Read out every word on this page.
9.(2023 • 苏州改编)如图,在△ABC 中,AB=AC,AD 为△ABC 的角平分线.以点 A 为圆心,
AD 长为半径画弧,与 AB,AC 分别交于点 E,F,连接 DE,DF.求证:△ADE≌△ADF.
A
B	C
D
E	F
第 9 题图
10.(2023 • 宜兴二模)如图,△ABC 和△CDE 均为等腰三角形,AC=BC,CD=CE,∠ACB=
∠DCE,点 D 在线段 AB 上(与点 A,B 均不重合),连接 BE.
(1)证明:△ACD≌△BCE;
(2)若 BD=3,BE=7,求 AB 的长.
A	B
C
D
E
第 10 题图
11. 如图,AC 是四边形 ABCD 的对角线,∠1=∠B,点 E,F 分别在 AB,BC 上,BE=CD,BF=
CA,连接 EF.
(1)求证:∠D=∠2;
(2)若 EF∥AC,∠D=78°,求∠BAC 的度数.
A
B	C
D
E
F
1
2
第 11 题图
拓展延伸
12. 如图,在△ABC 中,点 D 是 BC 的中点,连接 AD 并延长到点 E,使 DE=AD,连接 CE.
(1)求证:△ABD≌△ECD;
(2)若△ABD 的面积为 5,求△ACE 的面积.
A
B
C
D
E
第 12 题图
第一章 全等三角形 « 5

----------------------------------------

Exactly as shown above, return every record.

Read out every word on this page.
9.(2023 • 苏州改编)如图,在△ABC 中,AB=AC,AD 为△ABC 的角平分线.以点 A 为圆心,
AD 长为半径画弧,与 AB,AC 分别交于点 E,F,连接 DE,DF.求证:△ADE≌△ADF.
A
B	C
D
E	F
第 9 题图
10.(2023 • 宜兴二模)如图,△ABC 和△CDE 均为等腰三角形,AC=BC,CD=CE,∠ACB=
∠DCE,点 D 在线段 AB 上(与点 A,B 均不重合),连接 BE.
(1)证明:△ACD≌△BCE;
(2)若 BD=3,BE=7,求 AB 的长.
A	B
C
D
E
第 10 题图
11. 如图,AC 是四边形 ABCD 的对角线,∠1=∠B,点 E,F 分别在 AB,BC 上,BE=CD,BF=
CA,连接 EF.
(1)求证:∠D=∠2;
(2)若 EF∥AC,∠D=78°,求∠BAC 的度数.
A
B	C
D
E
F
1
2
第 11 题图
拓展延伸
12. 如图,在△ABC 中,点 D 是 BC 的中点,连接 AD 并延长到点 E,使 DE=AD,连接 CE.
(1)求证:△ABD≌△ECD;
(2)若△ABD 的面积为 5,求△ACE 的面积.
A
B
C
D
E
第 12 题图
第一章 全等三角形 « 5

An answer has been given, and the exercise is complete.